Task details:
Would you pull out every line of the material that contains the string "dotyczących"?

Dataset records:
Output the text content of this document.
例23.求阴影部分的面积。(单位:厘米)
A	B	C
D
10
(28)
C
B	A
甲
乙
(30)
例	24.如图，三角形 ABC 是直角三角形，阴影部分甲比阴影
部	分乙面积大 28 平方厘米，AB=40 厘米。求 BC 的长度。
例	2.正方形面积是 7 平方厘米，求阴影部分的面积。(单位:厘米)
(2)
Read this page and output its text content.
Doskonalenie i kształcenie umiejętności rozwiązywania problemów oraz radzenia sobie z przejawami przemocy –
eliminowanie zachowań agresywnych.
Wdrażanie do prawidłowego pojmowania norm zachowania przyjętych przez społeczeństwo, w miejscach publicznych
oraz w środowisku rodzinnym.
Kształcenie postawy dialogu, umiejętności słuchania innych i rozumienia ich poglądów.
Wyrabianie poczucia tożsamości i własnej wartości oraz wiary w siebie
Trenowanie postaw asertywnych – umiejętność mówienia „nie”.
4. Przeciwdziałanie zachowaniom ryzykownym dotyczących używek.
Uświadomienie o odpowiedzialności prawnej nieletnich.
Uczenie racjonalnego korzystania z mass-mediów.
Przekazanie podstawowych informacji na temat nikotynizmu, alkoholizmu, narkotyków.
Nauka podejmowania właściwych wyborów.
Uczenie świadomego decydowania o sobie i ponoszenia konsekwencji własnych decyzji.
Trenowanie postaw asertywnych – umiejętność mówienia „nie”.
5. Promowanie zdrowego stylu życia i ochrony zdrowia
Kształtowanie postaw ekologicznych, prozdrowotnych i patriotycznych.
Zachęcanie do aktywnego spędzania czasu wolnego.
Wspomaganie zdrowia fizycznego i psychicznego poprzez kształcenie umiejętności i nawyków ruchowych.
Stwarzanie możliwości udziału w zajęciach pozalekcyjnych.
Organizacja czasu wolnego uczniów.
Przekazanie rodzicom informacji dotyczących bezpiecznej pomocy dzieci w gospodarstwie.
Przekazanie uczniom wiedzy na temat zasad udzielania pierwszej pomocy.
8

Written reply:
4. Przeciwdziałanie zachowaniom ryzykownym dotyczących używek.
Przekazanie rodzicom informacji dotyczących bezpiecznej pomocy dzieci w gospodarstwie.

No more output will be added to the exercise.